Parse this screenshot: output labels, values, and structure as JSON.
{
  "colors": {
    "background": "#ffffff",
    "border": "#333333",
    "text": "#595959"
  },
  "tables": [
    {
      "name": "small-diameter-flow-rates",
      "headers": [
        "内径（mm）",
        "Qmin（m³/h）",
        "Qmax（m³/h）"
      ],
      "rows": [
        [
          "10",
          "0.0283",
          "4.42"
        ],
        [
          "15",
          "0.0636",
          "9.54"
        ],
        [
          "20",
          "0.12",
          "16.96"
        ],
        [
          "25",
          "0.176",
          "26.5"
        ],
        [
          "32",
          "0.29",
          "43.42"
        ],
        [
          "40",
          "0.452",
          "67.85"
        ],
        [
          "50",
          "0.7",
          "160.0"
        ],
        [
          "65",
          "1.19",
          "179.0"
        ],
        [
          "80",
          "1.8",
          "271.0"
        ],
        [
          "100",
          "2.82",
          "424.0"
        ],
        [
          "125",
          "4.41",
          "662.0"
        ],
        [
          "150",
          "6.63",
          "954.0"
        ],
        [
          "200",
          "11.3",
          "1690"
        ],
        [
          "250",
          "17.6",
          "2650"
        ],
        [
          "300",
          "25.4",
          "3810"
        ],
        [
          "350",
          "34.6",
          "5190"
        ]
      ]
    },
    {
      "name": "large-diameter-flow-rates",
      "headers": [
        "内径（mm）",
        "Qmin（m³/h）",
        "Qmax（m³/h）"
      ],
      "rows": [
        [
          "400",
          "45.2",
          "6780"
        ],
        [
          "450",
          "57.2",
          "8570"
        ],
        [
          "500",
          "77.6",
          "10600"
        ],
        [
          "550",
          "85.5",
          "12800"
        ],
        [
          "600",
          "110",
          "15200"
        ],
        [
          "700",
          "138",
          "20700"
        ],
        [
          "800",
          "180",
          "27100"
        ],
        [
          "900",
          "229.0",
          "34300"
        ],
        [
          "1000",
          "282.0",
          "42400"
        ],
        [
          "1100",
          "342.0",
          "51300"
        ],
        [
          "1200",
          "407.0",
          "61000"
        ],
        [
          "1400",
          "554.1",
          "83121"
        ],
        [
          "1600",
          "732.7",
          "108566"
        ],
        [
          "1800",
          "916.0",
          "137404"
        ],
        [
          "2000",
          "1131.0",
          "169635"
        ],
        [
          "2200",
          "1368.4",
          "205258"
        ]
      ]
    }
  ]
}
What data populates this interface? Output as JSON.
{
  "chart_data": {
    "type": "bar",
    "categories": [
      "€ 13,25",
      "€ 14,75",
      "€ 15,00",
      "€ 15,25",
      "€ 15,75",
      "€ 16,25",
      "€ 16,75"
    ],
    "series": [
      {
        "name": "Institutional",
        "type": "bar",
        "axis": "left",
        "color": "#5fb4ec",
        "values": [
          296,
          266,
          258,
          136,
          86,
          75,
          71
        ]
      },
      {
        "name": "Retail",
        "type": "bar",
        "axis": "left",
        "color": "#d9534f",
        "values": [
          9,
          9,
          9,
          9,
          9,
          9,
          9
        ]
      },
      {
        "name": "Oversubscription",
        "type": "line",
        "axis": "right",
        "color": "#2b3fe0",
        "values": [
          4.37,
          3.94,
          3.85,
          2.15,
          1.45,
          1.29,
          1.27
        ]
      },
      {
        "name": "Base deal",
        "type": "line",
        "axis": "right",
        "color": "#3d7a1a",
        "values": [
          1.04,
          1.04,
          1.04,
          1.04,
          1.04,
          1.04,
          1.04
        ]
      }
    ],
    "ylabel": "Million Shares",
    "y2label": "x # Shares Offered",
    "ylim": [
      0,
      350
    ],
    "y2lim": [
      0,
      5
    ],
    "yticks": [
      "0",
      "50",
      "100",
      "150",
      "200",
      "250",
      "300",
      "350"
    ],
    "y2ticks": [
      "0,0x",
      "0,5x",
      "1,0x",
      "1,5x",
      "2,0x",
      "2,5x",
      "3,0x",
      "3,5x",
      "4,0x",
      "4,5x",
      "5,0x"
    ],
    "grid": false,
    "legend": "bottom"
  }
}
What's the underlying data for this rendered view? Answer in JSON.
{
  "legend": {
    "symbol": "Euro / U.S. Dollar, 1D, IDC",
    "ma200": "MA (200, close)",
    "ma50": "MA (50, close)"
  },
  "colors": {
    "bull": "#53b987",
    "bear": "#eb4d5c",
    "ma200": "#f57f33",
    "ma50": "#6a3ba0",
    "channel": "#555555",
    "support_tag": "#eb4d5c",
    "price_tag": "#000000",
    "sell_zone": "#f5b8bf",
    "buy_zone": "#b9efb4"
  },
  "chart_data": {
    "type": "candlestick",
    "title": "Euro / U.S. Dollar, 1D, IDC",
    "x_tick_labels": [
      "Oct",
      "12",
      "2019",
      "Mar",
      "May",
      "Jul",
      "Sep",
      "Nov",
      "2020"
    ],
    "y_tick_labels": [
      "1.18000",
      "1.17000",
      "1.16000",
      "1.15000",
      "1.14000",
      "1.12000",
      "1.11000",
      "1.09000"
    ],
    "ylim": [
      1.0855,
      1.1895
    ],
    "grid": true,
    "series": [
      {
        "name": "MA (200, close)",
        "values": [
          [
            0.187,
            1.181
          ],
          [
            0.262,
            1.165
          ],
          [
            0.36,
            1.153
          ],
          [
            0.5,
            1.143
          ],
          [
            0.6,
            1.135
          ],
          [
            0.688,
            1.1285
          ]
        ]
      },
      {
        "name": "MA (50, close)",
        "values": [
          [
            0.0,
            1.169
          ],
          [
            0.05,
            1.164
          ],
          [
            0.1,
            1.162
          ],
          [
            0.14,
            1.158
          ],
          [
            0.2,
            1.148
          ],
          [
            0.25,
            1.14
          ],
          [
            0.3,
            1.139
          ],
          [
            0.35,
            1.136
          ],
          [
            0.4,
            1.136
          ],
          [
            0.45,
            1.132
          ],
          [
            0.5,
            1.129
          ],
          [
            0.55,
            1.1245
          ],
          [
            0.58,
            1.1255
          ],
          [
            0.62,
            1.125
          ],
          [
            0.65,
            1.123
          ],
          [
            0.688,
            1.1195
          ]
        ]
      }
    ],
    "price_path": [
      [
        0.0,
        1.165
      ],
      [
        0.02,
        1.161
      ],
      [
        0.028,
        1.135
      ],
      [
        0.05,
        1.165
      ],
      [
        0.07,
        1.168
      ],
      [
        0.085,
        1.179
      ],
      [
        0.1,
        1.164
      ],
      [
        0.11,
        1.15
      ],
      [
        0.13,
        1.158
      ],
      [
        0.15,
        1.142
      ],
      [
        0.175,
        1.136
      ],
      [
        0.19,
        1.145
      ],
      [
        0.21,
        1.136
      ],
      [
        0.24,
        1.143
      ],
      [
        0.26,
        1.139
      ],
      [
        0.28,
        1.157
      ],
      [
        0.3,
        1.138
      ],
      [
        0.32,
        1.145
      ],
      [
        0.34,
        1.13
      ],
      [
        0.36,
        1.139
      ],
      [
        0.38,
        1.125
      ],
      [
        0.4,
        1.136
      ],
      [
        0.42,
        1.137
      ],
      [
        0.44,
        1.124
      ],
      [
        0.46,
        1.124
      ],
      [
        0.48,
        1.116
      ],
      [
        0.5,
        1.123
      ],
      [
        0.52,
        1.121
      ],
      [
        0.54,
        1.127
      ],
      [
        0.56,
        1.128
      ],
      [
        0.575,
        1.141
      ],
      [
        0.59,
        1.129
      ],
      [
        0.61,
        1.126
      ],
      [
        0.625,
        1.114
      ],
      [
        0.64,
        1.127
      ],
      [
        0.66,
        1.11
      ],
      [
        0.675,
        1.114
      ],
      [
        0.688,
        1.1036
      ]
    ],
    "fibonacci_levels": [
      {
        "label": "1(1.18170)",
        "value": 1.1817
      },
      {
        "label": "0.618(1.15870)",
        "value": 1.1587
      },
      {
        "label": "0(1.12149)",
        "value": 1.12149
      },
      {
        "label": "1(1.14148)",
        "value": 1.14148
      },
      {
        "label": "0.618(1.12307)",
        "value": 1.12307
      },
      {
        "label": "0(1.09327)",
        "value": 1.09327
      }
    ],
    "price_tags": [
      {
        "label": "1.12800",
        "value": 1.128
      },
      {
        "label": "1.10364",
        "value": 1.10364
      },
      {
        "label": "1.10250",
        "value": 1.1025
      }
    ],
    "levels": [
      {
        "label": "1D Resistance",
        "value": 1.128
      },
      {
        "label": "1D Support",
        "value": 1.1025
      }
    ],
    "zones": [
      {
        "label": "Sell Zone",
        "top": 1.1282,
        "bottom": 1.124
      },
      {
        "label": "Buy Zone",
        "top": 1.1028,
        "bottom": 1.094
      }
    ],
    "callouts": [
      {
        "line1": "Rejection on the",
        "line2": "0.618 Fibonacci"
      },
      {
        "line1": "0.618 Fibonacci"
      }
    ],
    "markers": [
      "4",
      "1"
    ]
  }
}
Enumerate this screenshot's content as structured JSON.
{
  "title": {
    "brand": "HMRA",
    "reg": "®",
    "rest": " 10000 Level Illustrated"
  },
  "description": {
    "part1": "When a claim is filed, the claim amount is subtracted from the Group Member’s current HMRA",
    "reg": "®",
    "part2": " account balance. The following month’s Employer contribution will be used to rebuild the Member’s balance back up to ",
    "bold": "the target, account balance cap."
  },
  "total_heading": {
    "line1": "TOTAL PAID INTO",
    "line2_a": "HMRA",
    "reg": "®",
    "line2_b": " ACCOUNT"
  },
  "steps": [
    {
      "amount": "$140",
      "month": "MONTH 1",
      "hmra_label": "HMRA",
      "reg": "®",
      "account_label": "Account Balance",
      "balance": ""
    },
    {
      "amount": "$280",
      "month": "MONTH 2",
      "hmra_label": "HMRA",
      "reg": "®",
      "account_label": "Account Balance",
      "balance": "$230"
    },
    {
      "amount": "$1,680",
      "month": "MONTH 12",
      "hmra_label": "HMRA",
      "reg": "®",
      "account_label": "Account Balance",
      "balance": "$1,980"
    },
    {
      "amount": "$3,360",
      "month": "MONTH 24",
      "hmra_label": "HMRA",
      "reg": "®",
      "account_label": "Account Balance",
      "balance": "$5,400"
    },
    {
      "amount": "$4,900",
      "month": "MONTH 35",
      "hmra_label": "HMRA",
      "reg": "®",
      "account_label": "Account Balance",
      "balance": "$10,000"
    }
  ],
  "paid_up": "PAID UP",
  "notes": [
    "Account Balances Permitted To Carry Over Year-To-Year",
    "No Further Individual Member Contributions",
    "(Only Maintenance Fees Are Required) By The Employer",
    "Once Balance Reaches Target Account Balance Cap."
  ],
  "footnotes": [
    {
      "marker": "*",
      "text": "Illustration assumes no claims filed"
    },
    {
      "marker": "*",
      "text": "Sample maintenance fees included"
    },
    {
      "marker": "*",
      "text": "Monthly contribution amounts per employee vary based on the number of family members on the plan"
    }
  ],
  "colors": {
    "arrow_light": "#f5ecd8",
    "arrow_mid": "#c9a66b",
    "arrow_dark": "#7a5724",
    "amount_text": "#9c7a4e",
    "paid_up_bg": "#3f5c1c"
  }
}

---*---

Stated problem:
Copy and report every line where the word "close" is present.

Answer in full:
    "ma200": "MA (200, close)",
    "ma50": "MA (50, close)"
        "name": "MA (200, close)",
        "name": "MA (50, close)",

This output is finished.